===== Data for the task =====
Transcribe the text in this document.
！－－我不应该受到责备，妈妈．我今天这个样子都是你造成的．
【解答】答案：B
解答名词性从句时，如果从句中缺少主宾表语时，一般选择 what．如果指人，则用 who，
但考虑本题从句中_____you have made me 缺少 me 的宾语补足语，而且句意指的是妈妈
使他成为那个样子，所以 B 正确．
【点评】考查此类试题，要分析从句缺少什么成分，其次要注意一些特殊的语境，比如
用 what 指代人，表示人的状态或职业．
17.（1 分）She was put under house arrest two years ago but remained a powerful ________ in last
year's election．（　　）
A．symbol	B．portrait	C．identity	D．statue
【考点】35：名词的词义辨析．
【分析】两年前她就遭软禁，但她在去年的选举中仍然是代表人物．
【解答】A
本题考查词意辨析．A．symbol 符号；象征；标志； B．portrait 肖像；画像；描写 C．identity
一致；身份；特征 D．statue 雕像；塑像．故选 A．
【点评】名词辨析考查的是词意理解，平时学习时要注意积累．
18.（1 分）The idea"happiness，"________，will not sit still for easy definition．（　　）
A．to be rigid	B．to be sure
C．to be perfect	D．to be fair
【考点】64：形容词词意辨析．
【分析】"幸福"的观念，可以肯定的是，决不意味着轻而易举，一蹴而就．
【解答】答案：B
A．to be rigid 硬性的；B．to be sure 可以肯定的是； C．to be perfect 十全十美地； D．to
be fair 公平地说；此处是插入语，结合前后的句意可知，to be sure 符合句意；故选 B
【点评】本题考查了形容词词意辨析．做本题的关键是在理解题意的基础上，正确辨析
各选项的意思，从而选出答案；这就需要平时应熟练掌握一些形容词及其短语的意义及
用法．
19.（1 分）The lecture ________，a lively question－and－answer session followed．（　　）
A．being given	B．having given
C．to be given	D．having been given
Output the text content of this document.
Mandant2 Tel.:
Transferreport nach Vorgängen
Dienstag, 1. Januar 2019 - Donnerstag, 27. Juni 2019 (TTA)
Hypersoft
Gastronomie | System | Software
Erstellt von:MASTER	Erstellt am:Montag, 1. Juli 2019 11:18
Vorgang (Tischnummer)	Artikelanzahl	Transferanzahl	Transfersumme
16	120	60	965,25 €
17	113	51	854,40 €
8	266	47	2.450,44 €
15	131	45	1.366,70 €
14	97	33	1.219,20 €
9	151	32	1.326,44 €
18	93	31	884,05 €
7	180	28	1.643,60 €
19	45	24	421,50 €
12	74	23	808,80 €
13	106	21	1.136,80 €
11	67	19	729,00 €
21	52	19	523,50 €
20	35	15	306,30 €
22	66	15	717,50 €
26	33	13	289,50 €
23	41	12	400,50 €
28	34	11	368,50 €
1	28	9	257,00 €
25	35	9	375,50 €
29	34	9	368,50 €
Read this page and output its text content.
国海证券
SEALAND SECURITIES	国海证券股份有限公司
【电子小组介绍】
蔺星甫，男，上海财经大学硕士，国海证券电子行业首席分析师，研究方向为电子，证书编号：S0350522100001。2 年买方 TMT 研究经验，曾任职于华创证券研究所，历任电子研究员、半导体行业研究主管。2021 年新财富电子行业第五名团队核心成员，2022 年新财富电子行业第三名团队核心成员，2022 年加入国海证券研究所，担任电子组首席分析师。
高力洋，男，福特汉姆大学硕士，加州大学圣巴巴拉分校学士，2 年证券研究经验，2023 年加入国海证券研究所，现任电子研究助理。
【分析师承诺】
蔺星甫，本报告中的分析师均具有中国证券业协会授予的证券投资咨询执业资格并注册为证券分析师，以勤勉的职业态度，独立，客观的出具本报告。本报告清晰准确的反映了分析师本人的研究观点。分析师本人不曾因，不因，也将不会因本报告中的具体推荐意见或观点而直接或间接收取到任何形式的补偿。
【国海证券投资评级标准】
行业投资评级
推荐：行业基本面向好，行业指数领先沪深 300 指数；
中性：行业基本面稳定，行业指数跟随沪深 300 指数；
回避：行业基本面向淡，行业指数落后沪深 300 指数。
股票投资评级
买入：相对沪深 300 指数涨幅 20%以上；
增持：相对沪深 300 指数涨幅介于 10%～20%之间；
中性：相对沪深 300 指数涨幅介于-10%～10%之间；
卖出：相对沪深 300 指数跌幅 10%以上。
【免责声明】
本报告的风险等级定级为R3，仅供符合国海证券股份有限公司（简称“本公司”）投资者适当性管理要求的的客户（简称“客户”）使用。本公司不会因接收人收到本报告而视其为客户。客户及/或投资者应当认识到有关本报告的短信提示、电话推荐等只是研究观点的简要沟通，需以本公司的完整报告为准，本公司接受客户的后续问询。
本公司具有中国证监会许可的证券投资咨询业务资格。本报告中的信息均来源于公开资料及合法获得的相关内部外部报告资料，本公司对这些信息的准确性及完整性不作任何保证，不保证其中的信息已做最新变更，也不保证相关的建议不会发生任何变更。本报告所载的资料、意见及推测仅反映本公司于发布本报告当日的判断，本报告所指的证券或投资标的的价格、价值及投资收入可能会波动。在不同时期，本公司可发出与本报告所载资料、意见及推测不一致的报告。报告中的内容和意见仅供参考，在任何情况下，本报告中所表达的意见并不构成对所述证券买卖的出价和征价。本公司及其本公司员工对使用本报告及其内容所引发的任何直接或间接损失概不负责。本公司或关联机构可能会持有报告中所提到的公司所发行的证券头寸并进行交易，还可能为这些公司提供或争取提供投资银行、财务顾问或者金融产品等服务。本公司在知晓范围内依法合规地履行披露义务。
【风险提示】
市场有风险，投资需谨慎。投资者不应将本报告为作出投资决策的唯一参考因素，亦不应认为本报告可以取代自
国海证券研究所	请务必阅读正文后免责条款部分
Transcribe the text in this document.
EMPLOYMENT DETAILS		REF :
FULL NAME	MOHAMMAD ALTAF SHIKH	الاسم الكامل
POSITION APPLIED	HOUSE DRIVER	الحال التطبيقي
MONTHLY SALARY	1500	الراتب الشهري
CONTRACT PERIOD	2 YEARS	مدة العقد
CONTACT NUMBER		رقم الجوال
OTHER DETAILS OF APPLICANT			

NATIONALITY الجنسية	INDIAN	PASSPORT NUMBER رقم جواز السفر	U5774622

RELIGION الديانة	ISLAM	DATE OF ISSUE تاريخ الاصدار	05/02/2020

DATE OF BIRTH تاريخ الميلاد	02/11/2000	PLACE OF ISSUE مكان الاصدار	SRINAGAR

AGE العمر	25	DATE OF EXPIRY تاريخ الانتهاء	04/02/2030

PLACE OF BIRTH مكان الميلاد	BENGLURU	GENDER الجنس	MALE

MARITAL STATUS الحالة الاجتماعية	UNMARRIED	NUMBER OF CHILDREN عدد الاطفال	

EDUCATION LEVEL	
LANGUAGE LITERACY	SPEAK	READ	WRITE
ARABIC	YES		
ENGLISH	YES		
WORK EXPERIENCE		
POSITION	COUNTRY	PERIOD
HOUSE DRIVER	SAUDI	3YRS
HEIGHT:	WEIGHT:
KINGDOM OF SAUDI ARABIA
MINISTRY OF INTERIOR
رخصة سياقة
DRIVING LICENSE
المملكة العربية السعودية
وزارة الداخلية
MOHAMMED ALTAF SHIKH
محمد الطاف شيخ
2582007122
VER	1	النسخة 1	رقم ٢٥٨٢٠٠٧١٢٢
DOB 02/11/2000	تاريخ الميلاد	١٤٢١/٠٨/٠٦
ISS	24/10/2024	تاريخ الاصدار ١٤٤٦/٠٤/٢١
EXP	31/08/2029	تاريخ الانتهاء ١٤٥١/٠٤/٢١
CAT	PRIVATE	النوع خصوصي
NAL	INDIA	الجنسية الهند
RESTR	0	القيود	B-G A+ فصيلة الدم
=====
Return each line in the records that holds the string "الميلاد".

DATE OF BIRTH تاريخ الميلاد	02/11/2000	PLACE OF ISSUE مكان الاصدار	SRINAGAR
PLACE OF BIRTH مكان الميلاد	BENGLURU	GENDER الجنس	MALE
DOB 02/11/2000	تاريخ الميلاد	١٤٢١/٠٨/٠٦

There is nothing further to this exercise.